◆ Exercise task ◆
Wherever a line holds the string "Yuan", copy that line.

◆ Given data ◆

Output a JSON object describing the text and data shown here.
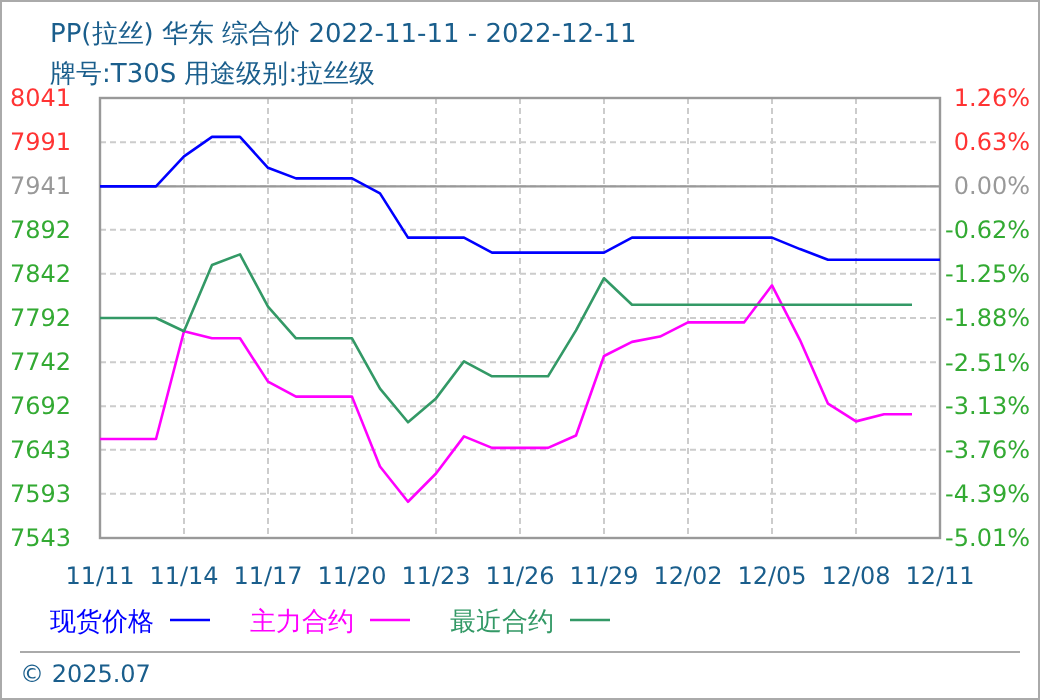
{
  "chart_data": {
    "type": "line",
    "title": "PP(拉丝) 华东 综合价 2022-11-11 - 2022-12-11",
    "subtitle": "牌号:T30S 用途级别:拉丝级",
    "x": [
      "2022-11-11",
      "2022-11-12",
      "2022-11-13",
      "2022-11-14",
      "2022-11-15",
      "2022-11-16",
      "2022-11-17",
      "2022-11-18",
      "2022-11-19",
      "2022-11-20",
      "2022-11-21",
      "2022-11-22",
      "2022-11-23",
      "2022-11-24",
      "2022-11-25",
      "2022-11-26",
      "2022-11-27",
      "2022-11-28",
      "2022-11-29",
      "2022-11-30",
      "2022-12-01",
      "2022-12-02",
      "2022-12-03",
      "2022-12-04",
      "2022-12-05",
      "2022-12-06",
      "2022-12-07",
      "2022-12-08",
      "2022-12-09",
      "2022-12-10",
      "2022-12-11"
    ],
    "series": [
      {
        "name": "现货价格",
        "color": "#0000ff",
        "values": [
          7941,
          7941,
          7941,
          7975,
          7997,
          7997,
          7962,
          7950,
          7950,
          7950,
          7933,
          7883,
          7883,
          7883,
          7866,
          7866,
          7866,
          7866,
          7866,
          7883,
          7883,
          7883,
          7883,
          7883,
          7883,
          7870,
          7858,
          7858,
          7858,
          7858,
          7858
        ]
      },
      {
        "name": "主力合约",
        "color": "#ff00ff",
        "values": [
          7655,
          7655,
          7655,
          7777,
          7769,
          7769,
          7720,
          7703,
          7703,
          7703,
          7624,
          7584,
          7616,
          7658,
          7645,
          7645,
          7645,
          7659,
          7749,
          7765,
          7771,
          7787,
          7787,
          7787,
          7829,
          7767,
          7695,
          7675,
          7683,
          7683,
          null
        ]
      },
      {
        "name": "最近合约",
        "color": "#339966",
        "values": [
          7792,
          7792,
          7792,
          7777,
          7852,
          7864,
          7805,
          7769,
          7769,
          7769,
          7712,
          7674,
          7701,
          7743,
          7726,
          7726,
          7726,
          7778,
          7837,
          7807,
          7807,
          7807,
          7807,
          7807,
          7807,
          7807,
          7807,
          7807,
          7807,
          7807,
          null
        ]
      }
    ],
    "xlim": [
      "2022-11-11",
      "2022-12-11"
    ],
    "xticks": [
      {
        "value": "2022-11-11",
        "label": "11/11"
      },
      {
        "value": "2022-11-14",
        "label": "11/14"
      },
      {
        "value": "2022-11-17",
        "label": "11/17"
      },
      {
        "value": "2022-11-20",
        "label": "11/20"
      },
      {
        "value": "2022-11-23",
        "label": "11/23"
      },
      {
        "value": "2022-11-26",
        "label": "11/26"
      },
      {
        "value": "2022-11-29",
        "label": "11/29"
      },
      {
        "value": "2022-12-02",
        "label": "12/02"
      },
      {
        "value": "2022-12-05",
        "label": "12/05"
      },
      {
        "value": "2022-12-08",
        "label": "12/08"
      },
      {
        "value": "2022-12-11",
        "label": "12/11"
      }
    ],
    "ylim": [
      7543,
      8041
    ],
    "yticks": [
      7543,
      7593,
      7643,
      7692,
      7742,
      7792,
      7842,
      7892,
      7941,
      7991,
      8041
    ],
    "y2lim": [
      -5.01,
      1.26
    ],
    "y2ticks": [
      {
        "value": -5.01,
        "label": "-5.01%"
      },
      {
        "value": -4.39,
        "label": "-4.39%"
      },
      {
        "value": -3.76,
        "label": "-3.76%"
      },
      {
        "value": -3.13,
        "label": "-3.13%"
      },
      {
        "value": -2.51,
        "label": "-2.51%"
      },
      {
        "value": -1.88,
        "label": "-1.88%"
      },
      {
        "value": -1.25,
        "label": "-1.25%"
      },
      {
        "value": -0.62,
        "label": "-0.62%"
      },
      {
        "value": 0,
        "label": "0.00%"
      },
      {
        "value": 0.63,
        "label": "0.63%"
      },
      {
        "value": 1.26,
        "label": "1.26%"
      }
    ],
    "ref_lines": [
      {
        "axis": "y",
        "value": 7941,
        "color": "#999999"
      }
    ],
    "grid": true,
    "legend": "bottom",
    "annotations": [
      "© 2025.07"
    ]
  }
}
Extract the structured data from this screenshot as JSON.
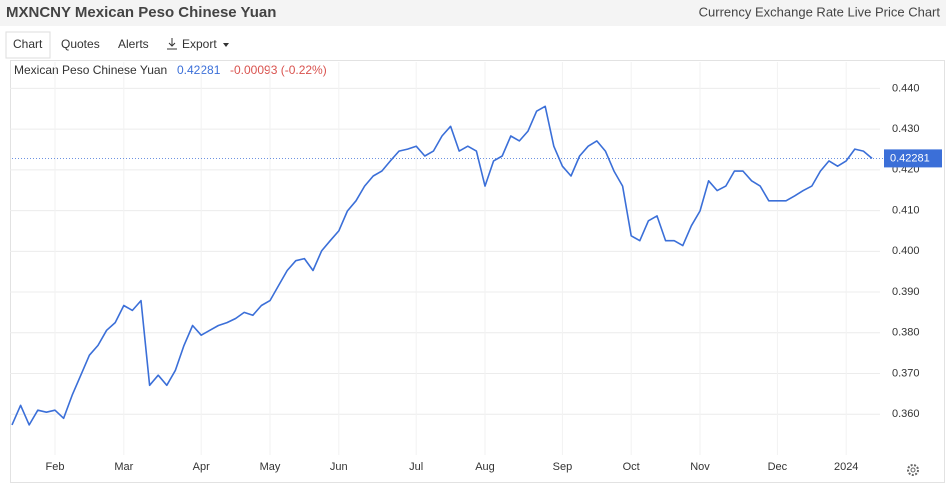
{
  "header": {
    "title": "MXNCNY Mexican Peso Chinese Yuan",
    "subtitle": "Currency Exchange Rate Live Price Chart"
  },
  "tabs": [
    "Chart",
    "Quotes",
    "Alerts",
    "Export"
  ],
  "chart_data": {
    "type": "line",
    "legend": {
      "name": "Mexican Peso Chinese Yuan",
      "price": "0.42281",
      "change": "-0.00093 (-0.22%)"
    },
    "categories": [
      null,
      null,
      null,
      null,
      null,
      "Feb",
      null,
      null,
      null,
      null,
      null,
      null,
      null,
      "Mar",
      null,
      null,
      null,
      null,
      null,
      null,
      null,
      null,
      "Apr",
      null,
      null,
      null,
      null,
      null,
      null,
      null,
      "May",
      null,
      null,
      null,
      null,
      null,
      null,
      null,
      "Jun",
      null,
      null,
      null,
      null,
      null,
      null,
      null,
      null,
      "Jul",
      null,
      null,
      null,
      null,
      null,
      null,
      null,
      "Aug",
      null,
      null,
      null,
      null,
      null,
      null,
      null,
      null,
      "Sep",
      null,
      null,
      null,
      null,
      null,
      null,
      null,
      "Oct",
      null,
      null,
      null,
      null,
      null,
      null,
      null,
      "Nov",
      null,
      null,
      null,
      null,
      null,
      null,
      null,
      null,
      "Dec",
      null,
      null,
      null,
      null,
      null,
      null,
      null,
      "2024",
      null,
      null,
      null
    ],
    "series": [
      {
        "name": "Mexican Peso Chinese Yuan",
        "color": "#3b6fd8",
        "values": [
          0.3574,
          0.3622,
          0.3574,
          0.361,
          0.3605,
          0.361,
          0.359,
          0.3647,
          0.3696,
          0.3745,
          0.3769,
          0.3806,
          0.3825,
          0.3867,
          0.3855,
          0.3879,
          0.3671,
          0.3696,
          0.3671,
          0.3708,
          0.3769,
          0.3818,
          0.3794,
          0.3806,
          0.3818,
          0.3825,
          0.3835,
          0.385,
          0.3843,
          0.3867,
          0.3879,
          0.3916,
          0.3953,
          0.3977,
          0.3982,
          0.3953,
          0.4001,
          0.4026,
          0.405,
          0.4099,
          0.4124,
          0.416,
          0.4185,
          0.4197,
          0.4222,
          0.4246,
          0.4251,
          0.4258,
          0.4234,
          0.4246,
          0.4283,
          0.4307,
          0.4246,
          0.4258,
          0.4246,
          0.416,
          0.4222,
          0.4234,
          0.4283,
          0.4271,
          0.4295,
          0.4344,
          0.4356,
          0.4258,
          0.4209,
          0.4185,
          0.4234,
          0.4258,
          0.4271,
          0.4246,
          0.4197,
          0.416,
          0.4038,
          0.4026,
          0.4075,
          0.4087,
          0.4026,
          0.4026,
          0.4014,
          0.4063,
          0.4099,
          0.4173,
          0.4149,
          0.416,
          0.4197,
          0.4197,
          0.4173,
          0.416,
          0.4124,
          0.4124,
          0.4124,
          0.4136,
          0.4149,
          0.416,
          0.4197,
          0.4222,
          0.4209,
          0.4222,
          0.4251,
          0.4246,
          0.42281
        ]
      }
    ],
    "ylim": [
      0.35,
      0.445
    ],
    "yticks": [
      {
        "value": 0.36,
        "label": "0.360"
      },
      {
        "value": 0.37,
        "label": "0.370"
      },
      {
        "value": 0.38,
        "label": "0.380"
      },
      {
        "value": 0.39,
        "label": "0.390"
      },
      {
        "value": 0.4,
        "label": "0.400"
      },
      {
        "value": 0.41,
        "label": "0.410"
      },
      {
        "value": 0.42,
        "label": "0.420"
      },
      {
        "value": 0.43,
        "label": "0.430"
      },
      {
        "value": 0.44,
        "label": "0.440"
      }
    ],
    "grid": true
  }
}
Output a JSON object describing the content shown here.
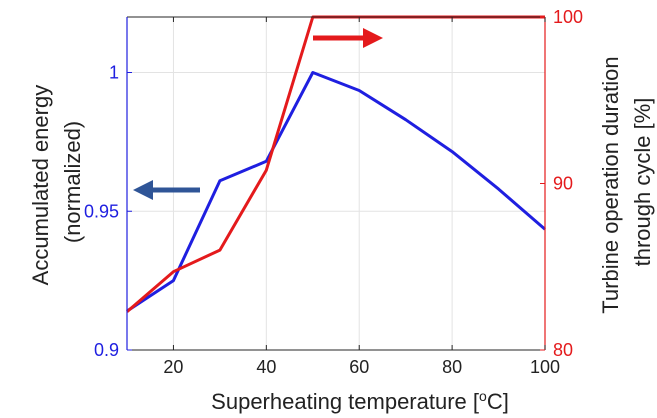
{
  "chart_data": {
    "type": "line",
    "xlabel": "Superheating temperature [",
    "xlabel_sup": "o",
    "xlabel_suffix": "C]",
    "ylabel_left": [
      "Accumulated energy",
      "(normalized)"
    ],
    "ylabel_right": [
      "Turbine operation duration",
      "through cycle [%]"
    ],
    "xlim": [
      10,
      100
    ],
    "ylim_left": [
      0.9,
      1.02
    ],
    "ylim_right": [
      80,
      100
    ],
    "x_ticks": [
      20,
      40,
      60,
      80,
      100
    ],
    "y_left_ticks": [
      "0.9",
      "0.95",
      "1"
    ],
    "y_left_tick_values": [
      0.9,
      0.95,
      1.0
    ],
    "y_right_ticks": [
      "80",
      "90",
      "100"
    ],
    "y_right_tick_values": [
      80,
      90,
      100
    ],
    "grid": true,
    "series": [
      {
        "axis": "left",
        "color": "#1f1fe0",
        "x": [
          10,
          20,
          30,
          40,
          50,
          60,
          70,
          80,
          90,
          100
        ],
        "y": [
          0.914,
          0.925,
          0.961,
          0.968,
          1.0,
          0.9935,
          0.983,
          0.9715,
          0.958,
          0.9435
        ]
      },
      {
        "axis": "right",
        "color": "#e41a1c",
        "x": [
          10,
          20,
          30,
          40,
          50,
          60,
          70,
          80,
          90,
          100
        ],
        "y": [
          82.3,
          84.7,
          86.0,
          90.8,
          100,
          100,
          100,
          100,
          100,
          100
        ]
      }
    ],
    "annotations": [
      {
        "type": "arrow",
        "direction": "left",
        "color": "#2f5597",
        "points_to": "left-axis"
      },
      {
        "type": "arrow",
        "direction": "right",
        "color": "#e41a1c",
        "points_to": "right-axis"
      }
    ]
  }
}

◆ Task answer ◆
    "title": "MXNCNY Mexican Peso Chinese Yuan",
      "name": "Mexican Peso Chinese Yuan",
        "name": "Mexican Peso Chinese Yuan",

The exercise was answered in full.